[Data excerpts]
|---|
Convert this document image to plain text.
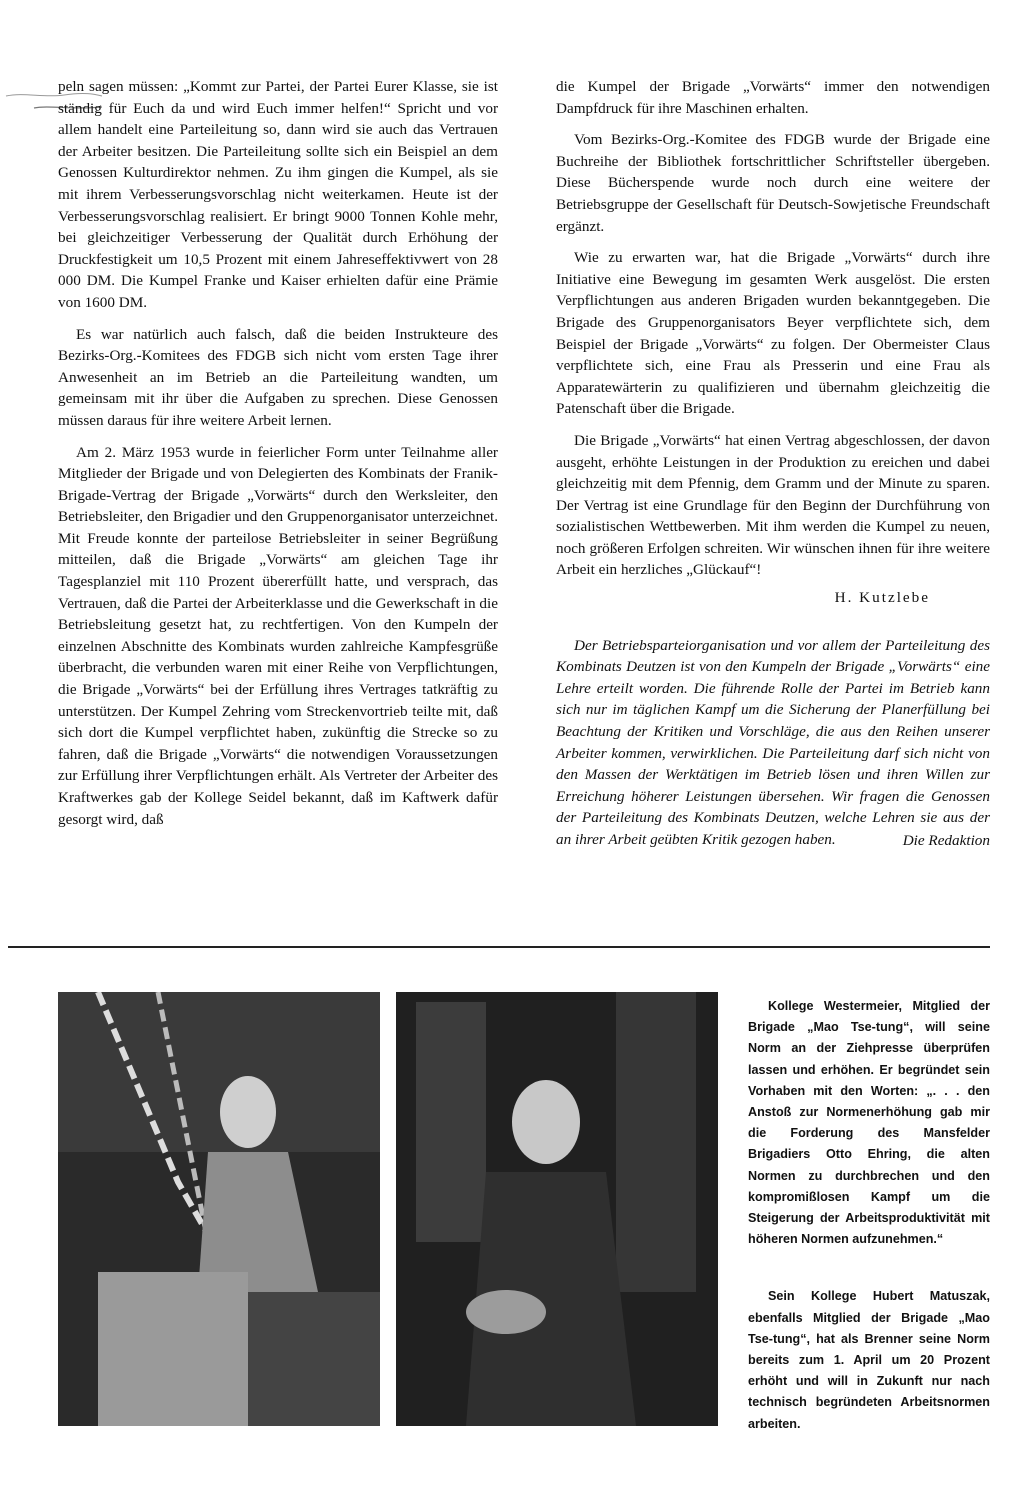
peln sagen müssen: „Kommt zur Partei, der Partei Eurer Klasse, sie ist ständig für Euch da und wird Euch immer helfen!“ Spricht und vor allem handelt eine Parteileitung so, dann wird sie auch das Vertrauen der Arbeiter besitzen. Die Parteileitung sollte sich ein Beispiel an dem Genossen Kulturdirektor nehmen. Zu ihm gingen die Kumpel, als sie mit ihrem Verbesserungsvorschlag nicht weiterkamen. Heute ist der Verbesserungsvorschlag realisiert. Er bringt 9000 Tonnen Kohle mehr, bei gleichzeitiger Verbesserung der Qualität durch Erhöhung der Druckfestigkeit um 10,5 Prozent mit einem Jahreseffektivwert von 28 000 DM. Die Kumpel Franke und Kaiser erhielten dafür eine Prämie von 1600 DM.

Es war natürlich auch falsch, daß die beiden Instrukteure des Bezirks-Org.-Komitees des FDGB sich nicht vom ersten Tage ihrer Anwesenheit an im Betrieb an die Parteileitung wandten, um gemeinsam mit ihr über die Aufgaben zu sprechen. Diese Genossen müssen daraus für ihre weitere Arbeit lernen.

Am 2. März 1953 wurde in feierlicher Form unter Teilnahme aller Mitglieder der Brigade und von Delegierten des Kombinats der Franik-Brigade-Vertrag der Brigade „Vorwärts“ durch den Werksleiter, den Betriebsleiter, den Brigadier und den Gruppenorganisator unterzeichnet. Mit Freude konnte der parteilose Betriebsleiter in seiner Begrüßung mitteilen, daß die Brigade „Vorwärts“ am gleichen Tage ihr Tagesplanziel mit 110 Prozent übererfüllt hatte, und versprach, das Vertrauen, daß die Partei der Arbeiterklasse und die Gewerkschaft in die Betriebsleitung gesetzt hat, zu rechtfertigen. Von den Kumpeln der einzelnen Abschnitte des Kombinats wurden zahlreiche Kampfesgrüße überbracht, die verbunden waren mit einer Reihe von Verpflichtungen, die Brigade „Vorwärts“ bei der Erfüllung ihres Vertrages tatkräftig zu unterstützen. Der Kumpel Zehring vom Streckenvortrieb teilte mit, daß sich dort die Kumpel verpflichtet haben, zukünftig die Strecke so zu fahren, daß die Brigade „Vorwärts“ die notwendigen Voraussetzungen zur Erfüllung ihrer Verpflichtungen erhält. Als Vertreter der Arbeiter des Kraftwerkes gab der Kollege Seidel bekannt, daß im Kaftwerk dafür gesorgt wird, daß

die Kumpel der Brigade „Vorwärts“ immer den notwendigen Dampfdruck für ihre Maschinen erhalten.

Vom Bezirks-Org.-Komitee des FDGB wurde der Brigade eine Buchreihe der Bibliothek fortschrittlicher Schriftsteller übergeben. Diese Bücherspende wurde noch durch eine weitere der Betriebsgruppe der Gesellschaft für Deutsch-Sowjetische Freundschaft ergänzt.

Wie zu erwarten war, hat die Brigade „Vorwärts“ durch ihre Initiative eine Bewegung im gesamten Werk ausgelöst. Die ersten Verpflichtungen aus anderen Brigaden wurden bekanntgegeben. Die Brigade des Gruppenorganisators Beyer verpflichtete sich, dem Beispiel der Brigade „Vorwärts“ zu folgen. Der Obermeister Claus verpflichtete sich, eine Frau als Presserin und eine Frau als Apparatewärterin zu qualifizieren und übernahm gleichzeitig die Patenschaft über die Brigade.

Die Brigade „Vorwärts“ hat einen Vertrag abgeschlossen, der davon ausgeht, erhöhte Leistungen in der Produktion zu ereichen und dabei gleichzeitig mit dem Pfennig, dem Gramm und der Minute zu sparen. Der Vertrag ist eine Grundlage für den Beginn der Durchführung von sozialistischen Wettbewerben. Mit ihm werden die Kumpel zu neuen, noch größeren Erfolgen schreiten. Wir wünschen ihnen für ihre weitere Arbeit ein herzliches „Glückauf“!

H. Kutzlebe

Der Betriebsparteiorganisation und vor allem der Parteileitung des Kombinats Deutzen ist von den Kumpeln der Brigade „Vorwärts“ eine Lehre erteilt worden. Die führende Rolle der Partei im Betrieb kann sich nur im täglichen Kampf um die Sicherung der Planerfüllung bei Beachtung der Kritiken und Vorschläge, die aus den Reihen unserer Arbeiter kommen, verwirklichen. Die Parteileitung darf sich nicht von den Massen der Werktätigen im Betrieb lösen und ihren Willen zur Erreichung höherer Leistungen übersehen. Wir fragen die Genossen der Parteileitung des Kombinats Deutzen, welche Lehren sie aus der an ihrer Arbeit geübten Kritik gezogen haben.	Die Redaktion

Kollege Westermeier, Mitglied der Brigade „Mao Tse-tung“, will seine Norm an der Ziehpresse überprüfen lassen und erhöhen. Er begründet sein Vorhaben mit den Worten: „. . . den Anstoß zur Normenerhöhung gab mir die Forderung des Mansfelder Brigadiers Otto Ehring, die alten Normen zu durchbrechen und den kompromißlosen Kampf um die Steigerung der Arbeitsproduktivität mit höheren Normen aufzunehmen.“

Sein Kollege Hubert Matuszak, ebenfalls Mitglied der Brigade „Mao Tse-tung“, hat als Brenner seine Norm bereits zum 1. April um 20 Prozent erhöht und will in Zukunft nur nach technisch begründeten Arbeitsnormen arbeiten.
|---|
== DO THIS ==
Using the listing, copy every line where the word "Diese" shows up.

== ANSWER TO THIS PROBLEM ==
Es war natürlich auch falsch, daß die beiden Instrukteure des Bezirks-Org.-Komitees des FDGB sich nicht vom ersten Tage ihrer Anwesenheit an im Betrieb an die Parteileitung wandten, um gemeinsam mit ihr über die Aufgaben zu sprechen. Diese Genossen müssen daraus für ihre weitere Arbeit lernen.
Vom Bezirks-Org.-Komitee des FDGB wurde der Brigade eine Buchreihe der Bibliothek fortschrittlicher Schriftsteller übergeben. Diese Bücherspende wurde noch durch eine weitere der Betriebsgruppe der Gesellschaft für Deutsch-Sowjetische Freundschaft ergänzt.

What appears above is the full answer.